-- STATED TASK --
Copy out verbatim the entries that begin with the line containing "navigation-toggle[interactable]: ▶ NAVIGATION" and end with the line containing "std-practice-tag: Std practice", including both of those lines.

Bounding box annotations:
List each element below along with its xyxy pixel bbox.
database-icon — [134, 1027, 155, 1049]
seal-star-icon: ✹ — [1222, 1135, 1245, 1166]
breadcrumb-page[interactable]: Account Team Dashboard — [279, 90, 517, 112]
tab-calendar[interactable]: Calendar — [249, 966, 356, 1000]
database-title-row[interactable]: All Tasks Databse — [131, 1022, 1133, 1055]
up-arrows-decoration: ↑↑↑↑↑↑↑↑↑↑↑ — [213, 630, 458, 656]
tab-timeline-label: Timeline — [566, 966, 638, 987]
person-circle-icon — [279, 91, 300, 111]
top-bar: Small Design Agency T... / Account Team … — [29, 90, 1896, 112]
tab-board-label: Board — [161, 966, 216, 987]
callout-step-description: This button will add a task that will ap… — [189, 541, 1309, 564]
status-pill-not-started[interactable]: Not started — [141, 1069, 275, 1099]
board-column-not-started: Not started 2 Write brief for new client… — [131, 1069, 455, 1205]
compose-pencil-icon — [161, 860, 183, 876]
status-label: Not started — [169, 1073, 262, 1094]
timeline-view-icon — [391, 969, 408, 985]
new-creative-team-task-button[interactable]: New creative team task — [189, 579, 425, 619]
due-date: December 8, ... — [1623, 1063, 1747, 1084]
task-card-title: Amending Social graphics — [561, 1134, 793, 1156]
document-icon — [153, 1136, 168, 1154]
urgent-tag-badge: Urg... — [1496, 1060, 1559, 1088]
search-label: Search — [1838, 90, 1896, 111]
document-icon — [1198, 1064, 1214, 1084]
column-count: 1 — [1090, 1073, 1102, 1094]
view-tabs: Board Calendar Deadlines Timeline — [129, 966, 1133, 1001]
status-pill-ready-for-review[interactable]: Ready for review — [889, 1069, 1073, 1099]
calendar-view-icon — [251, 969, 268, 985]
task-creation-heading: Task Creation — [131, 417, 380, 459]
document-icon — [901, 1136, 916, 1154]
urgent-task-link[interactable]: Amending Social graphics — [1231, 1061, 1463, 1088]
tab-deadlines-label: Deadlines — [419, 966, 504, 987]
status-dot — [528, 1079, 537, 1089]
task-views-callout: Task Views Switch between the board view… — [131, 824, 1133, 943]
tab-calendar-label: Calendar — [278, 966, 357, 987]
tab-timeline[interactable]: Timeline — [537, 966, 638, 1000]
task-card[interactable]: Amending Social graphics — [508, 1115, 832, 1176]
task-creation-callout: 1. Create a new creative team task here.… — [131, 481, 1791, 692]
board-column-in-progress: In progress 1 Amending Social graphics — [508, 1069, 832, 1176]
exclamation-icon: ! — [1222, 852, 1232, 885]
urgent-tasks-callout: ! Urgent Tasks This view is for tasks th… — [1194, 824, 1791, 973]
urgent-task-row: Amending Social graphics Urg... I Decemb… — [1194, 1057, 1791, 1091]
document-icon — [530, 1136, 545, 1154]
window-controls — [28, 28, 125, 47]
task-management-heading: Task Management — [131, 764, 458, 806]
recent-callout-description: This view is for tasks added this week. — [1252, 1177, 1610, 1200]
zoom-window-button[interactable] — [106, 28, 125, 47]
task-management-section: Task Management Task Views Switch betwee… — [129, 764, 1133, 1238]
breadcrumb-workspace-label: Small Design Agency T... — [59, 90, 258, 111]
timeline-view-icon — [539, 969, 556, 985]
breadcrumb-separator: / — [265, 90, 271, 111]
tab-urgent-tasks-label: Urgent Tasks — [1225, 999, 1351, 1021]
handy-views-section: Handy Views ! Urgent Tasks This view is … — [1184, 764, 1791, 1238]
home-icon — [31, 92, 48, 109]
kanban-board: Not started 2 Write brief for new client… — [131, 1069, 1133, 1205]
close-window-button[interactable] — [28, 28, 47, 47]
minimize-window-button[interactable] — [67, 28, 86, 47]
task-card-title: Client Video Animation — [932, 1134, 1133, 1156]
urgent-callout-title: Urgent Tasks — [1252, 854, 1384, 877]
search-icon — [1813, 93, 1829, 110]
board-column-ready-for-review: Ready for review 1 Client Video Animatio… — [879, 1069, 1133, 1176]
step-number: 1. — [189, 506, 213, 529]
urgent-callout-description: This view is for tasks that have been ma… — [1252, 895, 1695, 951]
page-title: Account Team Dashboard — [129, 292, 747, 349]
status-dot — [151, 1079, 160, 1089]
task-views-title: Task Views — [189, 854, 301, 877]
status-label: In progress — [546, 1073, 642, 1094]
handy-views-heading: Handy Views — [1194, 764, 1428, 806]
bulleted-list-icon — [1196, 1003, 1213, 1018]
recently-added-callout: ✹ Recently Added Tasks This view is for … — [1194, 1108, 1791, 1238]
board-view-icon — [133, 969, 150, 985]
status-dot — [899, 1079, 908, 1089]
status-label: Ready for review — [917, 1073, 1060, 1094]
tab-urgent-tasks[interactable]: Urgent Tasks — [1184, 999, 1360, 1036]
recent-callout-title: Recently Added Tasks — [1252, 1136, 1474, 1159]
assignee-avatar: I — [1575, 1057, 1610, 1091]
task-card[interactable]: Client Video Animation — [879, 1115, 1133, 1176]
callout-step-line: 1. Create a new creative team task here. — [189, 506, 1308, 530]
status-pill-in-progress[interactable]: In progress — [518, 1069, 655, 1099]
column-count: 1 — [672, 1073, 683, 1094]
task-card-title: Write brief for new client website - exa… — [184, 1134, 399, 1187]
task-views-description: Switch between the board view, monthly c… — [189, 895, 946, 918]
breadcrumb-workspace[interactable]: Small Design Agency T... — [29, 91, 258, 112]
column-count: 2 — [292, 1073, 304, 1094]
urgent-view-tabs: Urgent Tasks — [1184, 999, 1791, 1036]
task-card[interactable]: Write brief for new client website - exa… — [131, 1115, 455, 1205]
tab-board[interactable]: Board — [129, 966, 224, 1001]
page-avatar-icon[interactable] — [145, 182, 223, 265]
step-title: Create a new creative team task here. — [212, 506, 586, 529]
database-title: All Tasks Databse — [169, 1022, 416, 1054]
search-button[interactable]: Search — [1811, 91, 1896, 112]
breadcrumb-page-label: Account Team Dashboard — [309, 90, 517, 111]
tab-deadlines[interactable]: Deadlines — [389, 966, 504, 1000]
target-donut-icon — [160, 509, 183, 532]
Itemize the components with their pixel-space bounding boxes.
==
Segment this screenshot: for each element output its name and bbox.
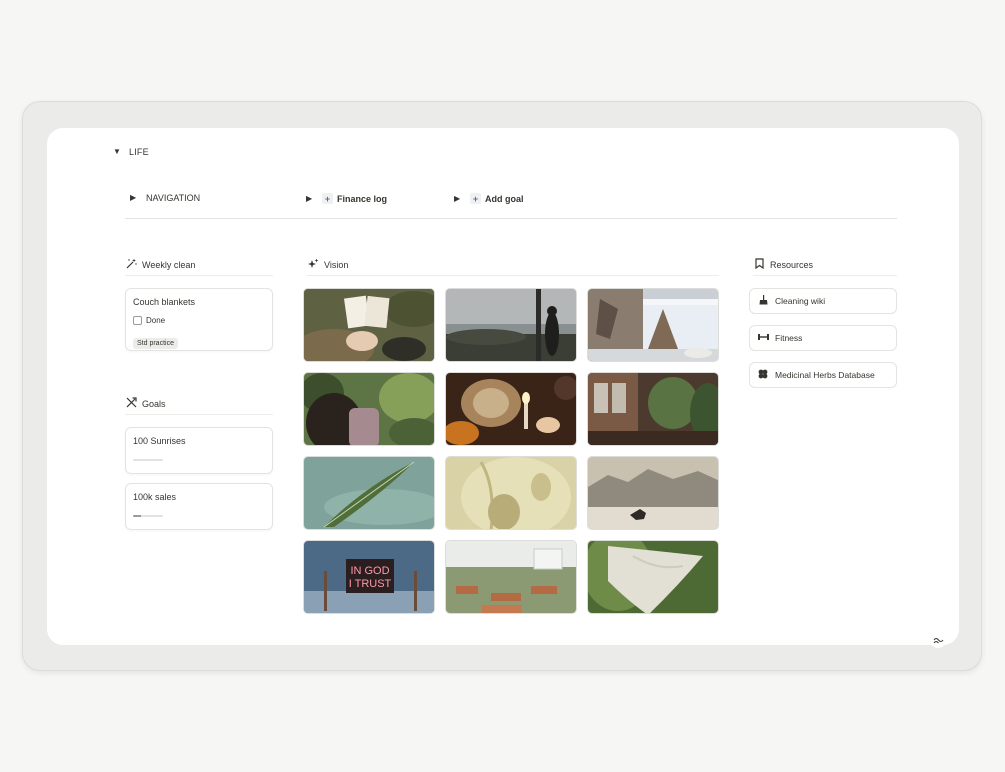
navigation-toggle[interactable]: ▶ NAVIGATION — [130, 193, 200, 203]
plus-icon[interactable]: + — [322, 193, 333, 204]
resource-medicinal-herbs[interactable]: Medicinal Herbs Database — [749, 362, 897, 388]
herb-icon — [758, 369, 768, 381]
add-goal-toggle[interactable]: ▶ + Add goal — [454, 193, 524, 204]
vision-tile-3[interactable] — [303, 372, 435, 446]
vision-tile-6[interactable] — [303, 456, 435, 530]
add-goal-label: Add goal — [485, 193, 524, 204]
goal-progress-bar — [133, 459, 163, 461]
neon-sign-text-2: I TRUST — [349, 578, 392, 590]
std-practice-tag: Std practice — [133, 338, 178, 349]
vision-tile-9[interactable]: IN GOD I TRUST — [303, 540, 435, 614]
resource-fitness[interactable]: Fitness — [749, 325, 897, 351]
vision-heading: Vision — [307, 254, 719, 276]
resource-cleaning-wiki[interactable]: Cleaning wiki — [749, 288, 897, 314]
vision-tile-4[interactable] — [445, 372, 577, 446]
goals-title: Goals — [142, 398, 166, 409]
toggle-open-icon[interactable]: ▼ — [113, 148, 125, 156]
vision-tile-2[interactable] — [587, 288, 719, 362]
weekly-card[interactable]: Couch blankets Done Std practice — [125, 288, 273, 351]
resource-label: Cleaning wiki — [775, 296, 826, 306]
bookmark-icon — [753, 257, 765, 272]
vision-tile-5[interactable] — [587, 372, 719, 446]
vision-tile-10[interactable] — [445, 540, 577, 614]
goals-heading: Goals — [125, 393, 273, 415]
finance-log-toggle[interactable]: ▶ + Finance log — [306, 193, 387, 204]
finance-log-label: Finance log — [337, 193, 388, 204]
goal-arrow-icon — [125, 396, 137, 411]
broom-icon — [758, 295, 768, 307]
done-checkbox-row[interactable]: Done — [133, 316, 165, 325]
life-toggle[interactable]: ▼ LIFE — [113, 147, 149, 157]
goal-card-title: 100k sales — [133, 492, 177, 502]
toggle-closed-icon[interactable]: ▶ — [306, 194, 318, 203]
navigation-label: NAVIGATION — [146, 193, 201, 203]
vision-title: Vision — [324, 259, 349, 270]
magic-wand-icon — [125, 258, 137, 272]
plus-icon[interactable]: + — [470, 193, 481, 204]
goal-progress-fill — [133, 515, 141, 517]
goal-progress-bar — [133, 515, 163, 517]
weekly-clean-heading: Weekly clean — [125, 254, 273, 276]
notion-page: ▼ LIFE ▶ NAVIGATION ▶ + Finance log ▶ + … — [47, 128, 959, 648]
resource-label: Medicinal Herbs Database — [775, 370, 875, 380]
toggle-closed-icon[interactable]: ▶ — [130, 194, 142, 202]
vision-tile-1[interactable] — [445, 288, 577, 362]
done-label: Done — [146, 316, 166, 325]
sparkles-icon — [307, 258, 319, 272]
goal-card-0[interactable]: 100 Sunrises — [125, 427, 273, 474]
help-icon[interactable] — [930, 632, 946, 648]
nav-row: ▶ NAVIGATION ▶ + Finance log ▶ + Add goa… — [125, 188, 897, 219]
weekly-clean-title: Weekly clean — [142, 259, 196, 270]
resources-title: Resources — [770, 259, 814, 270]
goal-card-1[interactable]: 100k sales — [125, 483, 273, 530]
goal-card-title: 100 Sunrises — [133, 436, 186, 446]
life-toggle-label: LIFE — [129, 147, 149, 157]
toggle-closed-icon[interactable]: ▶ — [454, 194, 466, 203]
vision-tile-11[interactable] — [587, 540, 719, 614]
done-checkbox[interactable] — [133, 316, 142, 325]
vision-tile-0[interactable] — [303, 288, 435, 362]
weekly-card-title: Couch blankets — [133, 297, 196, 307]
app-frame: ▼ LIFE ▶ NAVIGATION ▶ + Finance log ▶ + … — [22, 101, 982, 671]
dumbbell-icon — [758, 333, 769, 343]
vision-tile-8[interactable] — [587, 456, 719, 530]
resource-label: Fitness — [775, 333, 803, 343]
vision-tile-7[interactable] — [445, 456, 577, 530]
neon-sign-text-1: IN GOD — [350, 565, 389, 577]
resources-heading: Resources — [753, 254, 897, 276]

-- ANSWER TO THIS EXERCISE --
navigation-toggle[interactable]: ▶ NAVIGATION — [130, 193, 200, 203]
plus-icon[interactable]: + — [322, 193, 333, 204]
resource-medicinal-herbs[interactable]: Medicinal Herbs Database — [749, 362, 897, 388]
herb-icon — [758, 369, 768, 381]
add-goal-toggle[interactable]: ▶ + Add goal — [454, 193, 524, 204]
vision-tile-3[interactable] — [303, 372, 435, 446]
vision-tile-6[interactable] — [303, 456, 435, 530]
add-goal-label: Add goal — [485, 193, 524, 204]
goal-progress-bar — [133, 459, 163, 461]
neon-sign-text-2: I TRUST — [349, 578, 392, 590]
std-practice-tag: Std practice — [133, 338, 178, 349]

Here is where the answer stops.